(Items from a figure collection)
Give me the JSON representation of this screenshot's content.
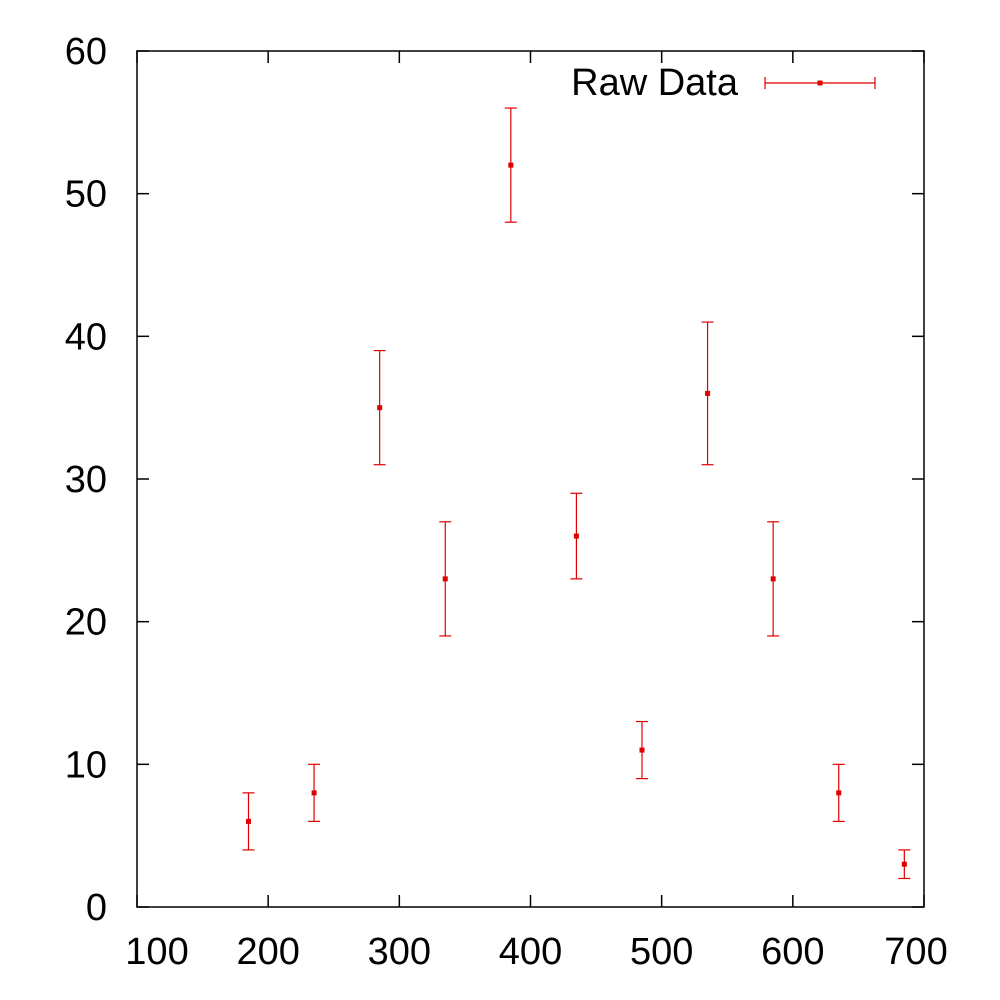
{
  "chart_data": {
    "type": "scatter",
    "title": "",
    "xlabel": "",
    "ylabel": "",
    "xlim": [
      100,
      700
    ],
    "ylim": [
      0,
      60
    ],
    "x_ticks": [
      100,
      200,
      300,
      400,
      500,
      600,
      700
    ],
    "y_ticks": [
      0,
      10,
      20,
      30,
      40,
      50,
      60
    ],
    "x_tick_labels": [
      "100",
      "200",
      "300",
      "400",
      "500",
      "600",
      "700"
    ],
    "y_tick_labels": [
      "0",
      "10",
      "20",
      "30",
      "40",
      "50",
      "60"
    ],
    "grid": false,
    "legend_position": "top-right",
    "series": [
      {
        "name": "Raw Data",
        "color": "#e00000",
        "style": "points with y error bars",
        "points": [
          {
            "x": 185,
            "y": 6,
            "ylow": 4,
            "yhigh": 8
          },
          {
            "x": 235,
            "y": 8,
            "ylow": 6,
            "yhigh": 10
          },
          {
            "x": 285,
            "y": 35,
            "ylow": 31,
            "yhigh": 39
          },
          {
            "x": 335,
            "y": 23,
            "ylow": 19,
            "yhigh": 27
          },
          {
            "x": 385,
            "y": 52,
            "ylow": 48,
            "yhigh": 56
          },
          {
            "x": 435,
            "y": 26,
            "ylow": 23,
            "yhigh": 29
          },
          {
            "x": 485,
            "y": 11,
            "ylow": 9,
            "yhigh": 13
          },
          {
            "x": 535,
            "y": 36,
            "ylow": 31,
            "yhigh": 41
          },
          {
            "x": 585,
            "y": 23,
            "ylow": 19,
            "yhigh": 27
          },
          {
            "x": 635,
            "y": 8,
            "ylow": 6,
            "yhigh": 10
          },
          {
            "x": 685,
            "y": 3,
            "ylow": 2,
            "yhigh": 4
          }
        ]
      }
    ]
  }
}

Task:
From the listing, extract all text exactly as given and drop any picture.

Full response:
Give me the JSON representation of this screenshot's content.
{
  "chart_data": {
    "type": "scatter",
    "title": "",
    "xlabel": "",
    "ylabel": "",
    "xlim": [
      100,
      700
    ],
    "ylim": [
      0,
      60
    ],
    "x_ticks": [
      100,
      200,
      300,
      400,
      500,
      600,
      700
    ],
    "y_ticks": [
      0,
      10,
      20,
      30,
      40,
      50,
      60
    ],
    "x_tick_labels": [
      "100",
      "200",
      "300",
      "400",
      "500",
      "600",
      "700"
    ],
    "y_tick_labels": [
      "0",
      "10",
      "20",
      "30",
      "40",
      "50",
      "60"
    ],
    "grid": false,
    "legend_position": "top-right",
    "series": [
      {
        "name": "Raw Data",
        "color": "#e00000",
        "style": "points with y error bars",
        "points": [
          {
            "x": 185,
            "y": 6,
            "ylow": 4,
            "yhigh": 8
          },
          {
            "x": 235,
            "y": 8,
            "ylow": 6,
            "yhigh": 10
          },
          {
            "x": 285,
            "y": 35,
            "ylow": 31,
            "yhigh": 39
          },
          {
            "x": 335,
            "y": 23,
            "ylow": 19,
            "yhigh": 27
          },
          {
            "x": 385,
            "y": 52,
            "ylow": 48,
            "yhigh": 56
          },
          {
            "x": 435,
            "y": 26,
            "ylow": 23,
            "yhigh": 29
          },
          {
            "x": 485,
            "y": 11,
            "ylow": 9,
            "yhigh": 13
          },
          {
            "x": 535,
            "y": 36,
            "ylow": 31,
            "yhigh": 41
          },
          {
            "x": 585,
            "y": 23,
            "ylow": 19,
            "yhigh": 27
          },
          {
            "x": 635,
            "y": 8,
            "ylow": 6,
            "yhigh": 10
          },
          {
            "x": 685,
            "y": 3,
            "ylow": 2,
            "yhigh": 4
          }
        ]
      }
    ]
  }
}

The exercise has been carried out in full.